### Work required
Print exactly the lines from the one containing "Extract all readable text from this page." through the last line of the listing, both included.

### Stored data
------------------------

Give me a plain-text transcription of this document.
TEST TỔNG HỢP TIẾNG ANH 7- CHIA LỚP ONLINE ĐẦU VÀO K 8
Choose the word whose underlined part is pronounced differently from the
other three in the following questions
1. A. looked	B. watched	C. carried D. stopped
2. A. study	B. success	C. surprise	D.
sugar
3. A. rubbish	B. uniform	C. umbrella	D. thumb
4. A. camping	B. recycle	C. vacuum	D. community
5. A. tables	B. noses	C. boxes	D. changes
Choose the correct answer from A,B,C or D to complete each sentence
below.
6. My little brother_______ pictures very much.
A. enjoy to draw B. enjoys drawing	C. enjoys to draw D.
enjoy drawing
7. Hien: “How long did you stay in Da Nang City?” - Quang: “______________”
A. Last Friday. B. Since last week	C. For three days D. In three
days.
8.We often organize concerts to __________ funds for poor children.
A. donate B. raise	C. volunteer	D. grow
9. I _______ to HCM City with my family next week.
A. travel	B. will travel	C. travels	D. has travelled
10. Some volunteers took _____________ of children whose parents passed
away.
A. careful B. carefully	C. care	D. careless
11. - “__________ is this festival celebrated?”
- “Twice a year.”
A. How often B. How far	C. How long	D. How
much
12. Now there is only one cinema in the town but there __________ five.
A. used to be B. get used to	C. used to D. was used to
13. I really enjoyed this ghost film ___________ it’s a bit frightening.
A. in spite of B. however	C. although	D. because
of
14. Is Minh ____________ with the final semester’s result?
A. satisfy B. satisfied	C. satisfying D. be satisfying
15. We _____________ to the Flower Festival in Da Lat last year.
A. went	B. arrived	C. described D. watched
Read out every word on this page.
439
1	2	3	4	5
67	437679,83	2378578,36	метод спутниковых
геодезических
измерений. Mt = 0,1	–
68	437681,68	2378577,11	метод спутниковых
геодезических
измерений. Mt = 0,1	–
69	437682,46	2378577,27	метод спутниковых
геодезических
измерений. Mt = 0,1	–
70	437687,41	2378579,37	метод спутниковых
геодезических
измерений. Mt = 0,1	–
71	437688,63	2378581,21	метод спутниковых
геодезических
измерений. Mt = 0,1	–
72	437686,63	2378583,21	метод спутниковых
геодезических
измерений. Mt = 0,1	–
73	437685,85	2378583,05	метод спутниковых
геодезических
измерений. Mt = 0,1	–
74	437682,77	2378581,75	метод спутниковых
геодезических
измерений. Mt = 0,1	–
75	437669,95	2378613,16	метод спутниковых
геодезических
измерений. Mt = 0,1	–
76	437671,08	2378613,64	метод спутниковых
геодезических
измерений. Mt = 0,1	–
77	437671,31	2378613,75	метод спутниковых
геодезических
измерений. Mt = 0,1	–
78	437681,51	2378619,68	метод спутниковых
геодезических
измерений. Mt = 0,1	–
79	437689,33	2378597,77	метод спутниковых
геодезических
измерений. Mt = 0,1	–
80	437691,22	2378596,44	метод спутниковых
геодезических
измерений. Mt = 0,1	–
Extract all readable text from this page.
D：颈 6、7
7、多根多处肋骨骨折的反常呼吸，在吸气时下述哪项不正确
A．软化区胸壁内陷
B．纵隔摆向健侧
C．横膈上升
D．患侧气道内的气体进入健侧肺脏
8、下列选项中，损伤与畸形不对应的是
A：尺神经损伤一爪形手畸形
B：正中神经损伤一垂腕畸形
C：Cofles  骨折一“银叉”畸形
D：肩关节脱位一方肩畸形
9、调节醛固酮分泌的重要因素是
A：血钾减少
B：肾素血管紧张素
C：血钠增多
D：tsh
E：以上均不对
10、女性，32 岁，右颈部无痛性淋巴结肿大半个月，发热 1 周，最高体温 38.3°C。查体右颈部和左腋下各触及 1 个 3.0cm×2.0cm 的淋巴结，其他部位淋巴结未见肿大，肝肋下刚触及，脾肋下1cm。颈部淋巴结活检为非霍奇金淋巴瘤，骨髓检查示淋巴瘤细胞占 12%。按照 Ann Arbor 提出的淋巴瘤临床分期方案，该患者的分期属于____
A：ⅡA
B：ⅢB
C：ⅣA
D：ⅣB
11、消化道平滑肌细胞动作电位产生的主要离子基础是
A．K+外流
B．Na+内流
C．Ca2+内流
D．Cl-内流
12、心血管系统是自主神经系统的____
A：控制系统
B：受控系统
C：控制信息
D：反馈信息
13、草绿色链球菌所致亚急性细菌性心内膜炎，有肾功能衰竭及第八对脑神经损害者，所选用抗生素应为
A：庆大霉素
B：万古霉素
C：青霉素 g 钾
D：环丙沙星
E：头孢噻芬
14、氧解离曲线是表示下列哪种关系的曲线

------------------------

### Written answer
Extract all readable text from this page.
D：颈 6、7
7、多根多处肋骨骨折的反常呼吸，在吸气时下述哪项不正确
A．软化区胸壁内陷
B．纵隔摆向健侧
C．横膈上升
D．患侧气道内的气体进入健侧肺脏
8、下列选项中，损伤与畸形不对应的是
A：尺神经损伤一爪形手畸形
B：正中神经损伤一垂腕畸形
C：Cofles  骨折一“银叉”畸形
D：肩关节脱位一方肩畸形
9、调节醛固酮分泌的重要因素是
A：血钾减少
B：肾素血管紧张素
C：血钠增多
D：tsh
E：以上均不对
10、女性，32 岁，右颈部无痛性淋巴结肿大半个月，发热 1 周，最高体温 38.3°C。查体右颈部和左腋下各触及 1 个 3.0cm×2.0cm 的淋巴结，其他部位淋巴结未见肿大，肝肋下刚触及，脾肋下1cm。颈部淋巴结活检为非霍奇金淋巴瘤，骨髓检查示淋巴瘤细胞占 12%。按照 Ann Arbor 提出的淋巴瘤临床分期方案，该患者的分期属于____
A：ⅡA
B：ⅢB
C：ⅣA
D：ⅣB
11、消化道平滑肌细胞动作电位产生的主要离子基础是
A．K+外流
B．Na+内流
C．Ca2+内流
D．Cl-内流
12、心血管系统是自主神经系统的____
A：控制系统
B：受控系统
C：控制信息
D：反馈信息
13、草绿色链球菌所致亚急性细菌性心内膜炎，有肾功能衰竭及第八对脑神经损害者，所选用抗生素应为
A：庆大霉素
B：万古霉素
C：青霉素 g 钾
D：环丙沙星
E：头孢噻芬
14、氧解离曲线是表示下列哪种关系的曲线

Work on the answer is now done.